Instrucciones de la tarea: Imprime sin cambios el fragmento del texto sobre el juicio de Musk contra OpenAI que va desde "Musk busca demostrar" hasta "gobernador de California.", ambos incluidos.

Bloque de texto:
En un discurso más calmado que el de su oponente, el cofundador de la empresa de inteligencia artificial ha contado cómo Musk trató de que Tesla absorbiera la compañía y ha insistido en la importancia de su faceta filantrópica
Dos semanas después del arranque del mediático juicio que enfrenta a dos de los grandes gigantes de internet, Elon Musk contra OpenAI, la pionera de la inteligencia artificial, llega el turno de que suba al estrado Sam Altman, cofundador, ejecutivo principal y consejero delegado de la empresa matriz de ChatGPT. Ante la jueza ...
Yvonne Gonzalez Rogers y ante los nueve miembros del jurado han declarado estas semanas desde el propio Musk hasta Satya Nadella, director ejecutivo de Microsoft y gran inversor de OpenAI, pero ahora le toca el turno a Altman, al fin y al cabo, el principal objeto de la demanda. El empresario ha estado uns cuatro horas en el estrado, en un tono pausado y tranquilo, exponiendo un enfoque muy distinto al de su competidor.
Musk busca demostrar que, cuando invirtió 38 millones de dólares en OpenAI, hace más de una década, sus intenciones eran bondadosas, y buscaba que se enfocara en el bien de la humanidad, pero que luego Altman y los suyos cambiaron el modelo, de entidad sin ánimo de lucro a empresa con ánimo lucrativo, lo que con el tiempo —y con el fundador de Tesla ya fuera de la misma— les convirtió en multimillonarios. Por ello, Musk les denunció hace dos años y exige nada menos que 150.000 millones de dólares. Pero antes tendrá que convencer al jurado y a la juez, que escucharán a decenas de testigos. Este martes, Altman ha quedado retratado como alguien mucho más comedido que el denunciante, aunque no sin ansias de dinero y de poder: llegó a plantearse una carrera como gobernador de California.

Datos para analizar:
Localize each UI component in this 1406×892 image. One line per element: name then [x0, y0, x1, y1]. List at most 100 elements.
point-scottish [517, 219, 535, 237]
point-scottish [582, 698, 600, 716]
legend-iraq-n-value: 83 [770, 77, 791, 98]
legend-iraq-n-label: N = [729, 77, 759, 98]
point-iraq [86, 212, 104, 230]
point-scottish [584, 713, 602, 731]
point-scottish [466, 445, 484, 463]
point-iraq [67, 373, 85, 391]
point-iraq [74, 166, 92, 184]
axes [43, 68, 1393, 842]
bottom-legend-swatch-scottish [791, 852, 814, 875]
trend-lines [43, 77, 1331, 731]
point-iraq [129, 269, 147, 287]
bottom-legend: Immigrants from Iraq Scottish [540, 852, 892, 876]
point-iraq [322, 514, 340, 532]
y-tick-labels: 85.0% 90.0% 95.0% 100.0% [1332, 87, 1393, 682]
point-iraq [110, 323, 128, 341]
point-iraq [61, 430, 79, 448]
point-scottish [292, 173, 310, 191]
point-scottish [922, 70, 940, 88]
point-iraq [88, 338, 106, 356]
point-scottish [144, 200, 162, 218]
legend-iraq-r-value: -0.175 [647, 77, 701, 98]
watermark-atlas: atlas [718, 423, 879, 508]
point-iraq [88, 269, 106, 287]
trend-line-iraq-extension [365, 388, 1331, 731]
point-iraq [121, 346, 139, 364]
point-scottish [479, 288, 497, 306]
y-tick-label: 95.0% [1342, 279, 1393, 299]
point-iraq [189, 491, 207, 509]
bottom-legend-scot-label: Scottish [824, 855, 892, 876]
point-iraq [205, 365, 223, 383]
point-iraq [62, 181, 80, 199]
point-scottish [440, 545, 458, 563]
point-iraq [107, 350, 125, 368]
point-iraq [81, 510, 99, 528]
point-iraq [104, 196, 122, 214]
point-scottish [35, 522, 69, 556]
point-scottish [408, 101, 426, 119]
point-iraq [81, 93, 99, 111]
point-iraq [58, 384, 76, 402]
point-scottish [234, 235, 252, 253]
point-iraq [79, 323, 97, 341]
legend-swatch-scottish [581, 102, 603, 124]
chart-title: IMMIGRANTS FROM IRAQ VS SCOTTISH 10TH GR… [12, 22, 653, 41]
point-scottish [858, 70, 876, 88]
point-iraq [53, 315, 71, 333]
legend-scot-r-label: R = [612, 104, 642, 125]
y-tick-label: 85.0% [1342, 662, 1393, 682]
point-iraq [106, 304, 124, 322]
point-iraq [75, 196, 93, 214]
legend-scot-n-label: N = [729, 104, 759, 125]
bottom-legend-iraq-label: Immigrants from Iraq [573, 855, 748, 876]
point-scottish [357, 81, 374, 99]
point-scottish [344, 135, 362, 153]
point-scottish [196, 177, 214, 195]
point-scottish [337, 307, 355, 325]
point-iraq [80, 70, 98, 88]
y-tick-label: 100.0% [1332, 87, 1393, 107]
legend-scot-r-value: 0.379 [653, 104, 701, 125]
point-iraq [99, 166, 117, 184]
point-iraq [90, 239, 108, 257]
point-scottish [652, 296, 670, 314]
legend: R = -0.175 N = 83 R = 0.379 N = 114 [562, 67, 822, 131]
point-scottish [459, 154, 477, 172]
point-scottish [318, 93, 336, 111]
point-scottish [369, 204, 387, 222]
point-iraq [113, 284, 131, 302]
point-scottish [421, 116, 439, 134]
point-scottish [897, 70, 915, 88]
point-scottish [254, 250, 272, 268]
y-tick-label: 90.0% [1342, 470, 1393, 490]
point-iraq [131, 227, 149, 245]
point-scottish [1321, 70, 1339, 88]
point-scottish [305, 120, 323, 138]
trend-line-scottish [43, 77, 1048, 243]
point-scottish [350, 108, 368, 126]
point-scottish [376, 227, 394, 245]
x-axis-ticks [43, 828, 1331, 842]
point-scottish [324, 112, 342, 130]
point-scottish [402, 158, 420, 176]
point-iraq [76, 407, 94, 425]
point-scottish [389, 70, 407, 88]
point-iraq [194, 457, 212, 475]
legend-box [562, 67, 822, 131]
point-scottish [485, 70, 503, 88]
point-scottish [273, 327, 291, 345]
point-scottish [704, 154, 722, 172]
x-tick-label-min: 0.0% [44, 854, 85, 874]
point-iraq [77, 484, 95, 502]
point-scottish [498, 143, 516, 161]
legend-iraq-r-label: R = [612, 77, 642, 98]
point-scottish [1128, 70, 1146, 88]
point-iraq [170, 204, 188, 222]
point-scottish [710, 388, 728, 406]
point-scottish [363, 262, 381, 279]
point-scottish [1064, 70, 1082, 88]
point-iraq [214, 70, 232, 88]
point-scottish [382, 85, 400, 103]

Respuesta al ejercicio:
Musk busca demostrar que, cuando invirtió 38 millones de dólares en OpenAI, hace más de una década, sus intenciones eran bondadosas, y buscaba que se enfocara en el bien de la humanidad, pero que luego Altman y los suyos cambiaron el modelo, de entidad sin ánimo de lucro a empresa con ánimo lucrativo, lo que con el tiempo —y con el fundador de Tesla ya fuera de la misma— les convirtió en multimillonarios. Por ello, Musk les denunció hace dos años y exige nada menos que 150.000 millones de dólares. Pero antes tendrá que convencer al jurado y a la juez, que escucharán a decenas de testigos. Este martes, Altman ha quedado retratado como alguien mucho más comedido que el denunciante, aunque no sin ansias de dinero y de poder: llegó a plantearse una carrera como gobernador de California.